| Task brief |
Provide nothing but the number of lines containing the string "your".

BEGIN Input material

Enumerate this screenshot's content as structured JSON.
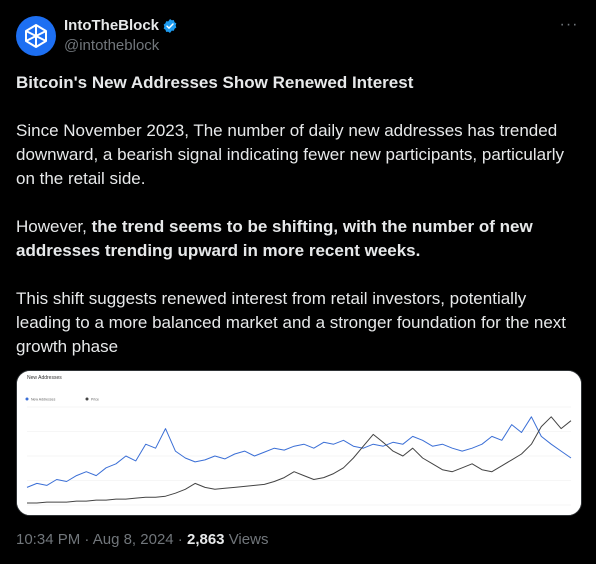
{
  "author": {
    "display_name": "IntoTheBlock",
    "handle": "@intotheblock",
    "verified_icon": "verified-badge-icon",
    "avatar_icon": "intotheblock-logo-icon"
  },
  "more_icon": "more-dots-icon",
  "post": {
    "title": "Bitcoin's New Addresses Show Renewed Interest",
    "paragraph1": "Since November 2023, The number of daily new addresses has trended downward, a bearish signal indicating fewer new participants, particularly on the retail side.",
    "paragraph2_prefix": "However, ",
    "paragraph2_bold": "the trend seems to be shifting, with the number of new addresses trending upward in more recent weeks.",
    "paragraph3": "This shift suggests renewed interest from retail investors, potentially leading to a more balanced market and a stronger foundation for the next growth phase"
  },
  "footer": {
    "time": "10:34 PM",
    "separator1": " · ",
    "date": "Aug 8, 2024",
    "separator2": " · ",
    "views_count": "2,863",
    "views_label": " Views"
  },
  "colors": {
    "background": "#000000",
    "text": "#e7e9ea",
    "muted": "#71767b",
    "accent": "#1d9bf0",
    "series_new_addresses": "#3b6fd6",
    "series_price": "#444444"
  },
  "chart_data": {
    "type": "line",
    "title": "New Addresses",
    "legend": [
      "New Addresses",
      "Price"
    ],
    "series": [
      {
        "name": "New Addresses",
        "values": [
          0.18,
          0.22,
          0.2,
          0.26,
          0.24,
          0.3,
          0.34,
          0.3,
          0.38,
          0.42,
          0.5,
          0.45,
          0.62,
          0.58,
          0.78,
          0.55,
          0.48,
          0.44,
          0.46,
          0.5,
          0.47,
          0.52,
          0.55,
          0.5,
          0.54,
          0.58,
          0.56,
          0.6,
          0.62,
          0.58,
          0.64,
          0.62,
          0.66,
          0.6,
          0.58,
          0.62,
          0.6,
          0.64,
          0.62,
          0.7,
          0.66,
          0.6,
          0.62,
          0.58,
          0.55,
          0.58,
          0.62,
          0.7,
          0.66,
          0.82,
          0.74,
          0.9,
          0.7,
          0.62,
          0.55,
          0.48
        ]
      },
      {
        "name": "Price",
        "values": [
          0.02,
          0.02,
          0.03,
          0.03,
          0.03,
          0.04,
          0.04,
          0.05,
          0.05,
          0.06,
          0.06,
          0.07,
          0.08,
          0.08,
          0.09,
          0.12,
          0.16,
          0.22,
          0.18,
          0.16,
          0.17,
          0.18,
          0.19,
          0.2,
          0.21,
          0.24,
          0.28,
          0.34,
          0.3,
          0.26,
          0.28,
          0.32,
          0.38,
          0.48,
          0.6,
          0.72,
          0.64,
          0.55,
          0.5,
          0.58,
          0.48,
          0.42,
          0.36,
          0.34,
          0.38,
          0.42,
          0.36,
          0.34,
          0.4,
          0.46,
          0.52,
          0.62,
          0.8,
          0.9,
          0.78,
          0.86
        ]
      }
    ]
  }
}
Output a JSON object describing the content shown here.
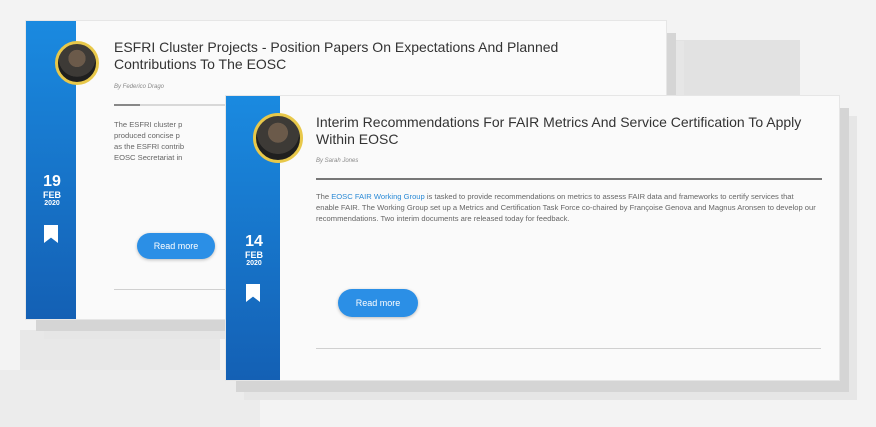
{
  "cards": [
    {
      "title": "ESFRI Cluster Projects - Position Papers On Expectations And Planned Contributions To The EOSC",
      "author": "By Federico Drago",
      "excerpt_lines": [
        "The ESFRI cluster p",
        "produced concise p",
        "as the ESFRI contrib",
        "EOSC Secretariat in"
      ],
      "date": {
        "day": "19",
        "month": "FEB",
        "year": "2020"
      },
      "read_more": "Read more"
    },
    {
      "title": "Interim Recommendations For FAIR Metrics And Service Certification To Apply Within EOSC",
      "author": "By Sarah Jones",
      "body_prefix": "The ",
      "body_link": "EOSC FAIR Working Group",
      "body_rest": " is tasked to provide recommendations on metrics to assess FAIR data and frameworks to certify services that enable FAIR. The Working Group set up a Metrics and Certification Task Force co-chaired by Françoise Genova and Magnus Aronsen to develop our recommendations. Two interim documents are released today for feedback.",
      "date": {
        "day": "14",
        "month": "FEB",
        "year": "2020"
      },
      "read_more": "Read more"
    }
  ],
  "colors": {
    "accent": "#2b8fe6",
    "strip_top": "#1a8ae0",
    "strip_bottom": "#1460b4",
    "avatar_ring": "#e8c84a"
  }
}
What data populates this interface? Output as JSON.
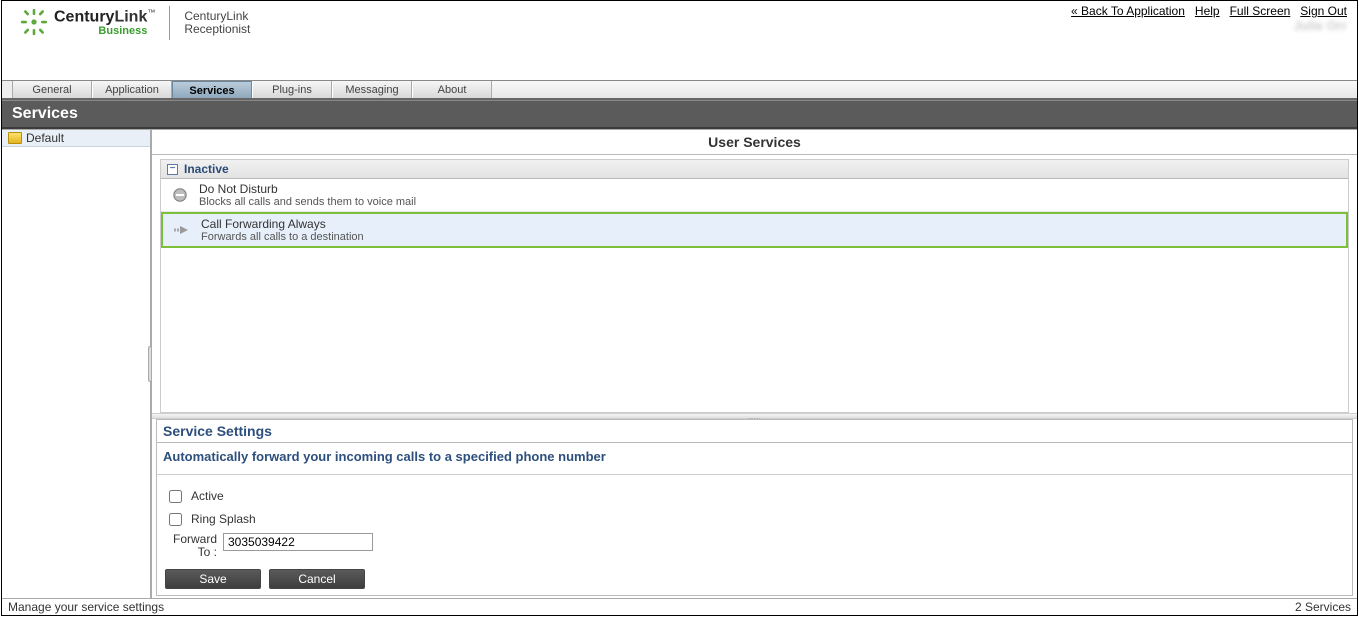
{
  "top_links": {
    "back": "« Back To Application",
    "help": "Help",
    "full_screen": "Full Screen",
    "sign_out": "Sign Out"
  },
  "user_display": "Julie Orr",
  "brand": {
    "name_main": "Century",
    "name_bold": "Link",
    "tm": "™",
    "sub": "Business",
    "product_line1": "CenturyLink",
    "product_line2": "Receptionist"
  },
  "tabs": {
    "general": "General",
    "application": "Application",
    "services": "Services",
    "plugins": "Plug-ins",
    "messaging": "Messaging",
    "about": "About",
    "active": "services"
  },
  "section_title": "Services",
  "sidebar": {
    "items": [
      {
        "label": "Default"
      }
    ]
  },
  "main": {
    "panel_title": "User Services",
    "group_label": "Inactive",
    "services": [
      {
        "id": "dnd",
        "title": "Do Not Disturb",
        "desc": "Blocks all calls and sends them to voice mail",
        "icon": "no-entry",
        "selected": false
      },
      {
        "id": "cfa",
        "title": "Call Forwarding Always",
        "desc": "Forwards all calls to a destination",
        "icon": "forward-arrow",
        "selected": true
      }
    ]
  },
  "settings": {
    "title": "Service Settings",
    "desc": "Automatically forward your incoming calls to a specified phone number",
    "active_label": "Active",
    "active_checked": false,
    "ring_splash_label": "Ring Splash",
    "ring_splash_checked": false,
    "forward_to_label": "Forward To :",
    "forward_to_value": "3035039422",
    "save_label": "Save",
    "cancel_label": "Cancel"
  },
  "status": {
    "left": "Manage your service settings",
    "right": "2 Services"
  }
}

END Input material

| Reply to the task |
2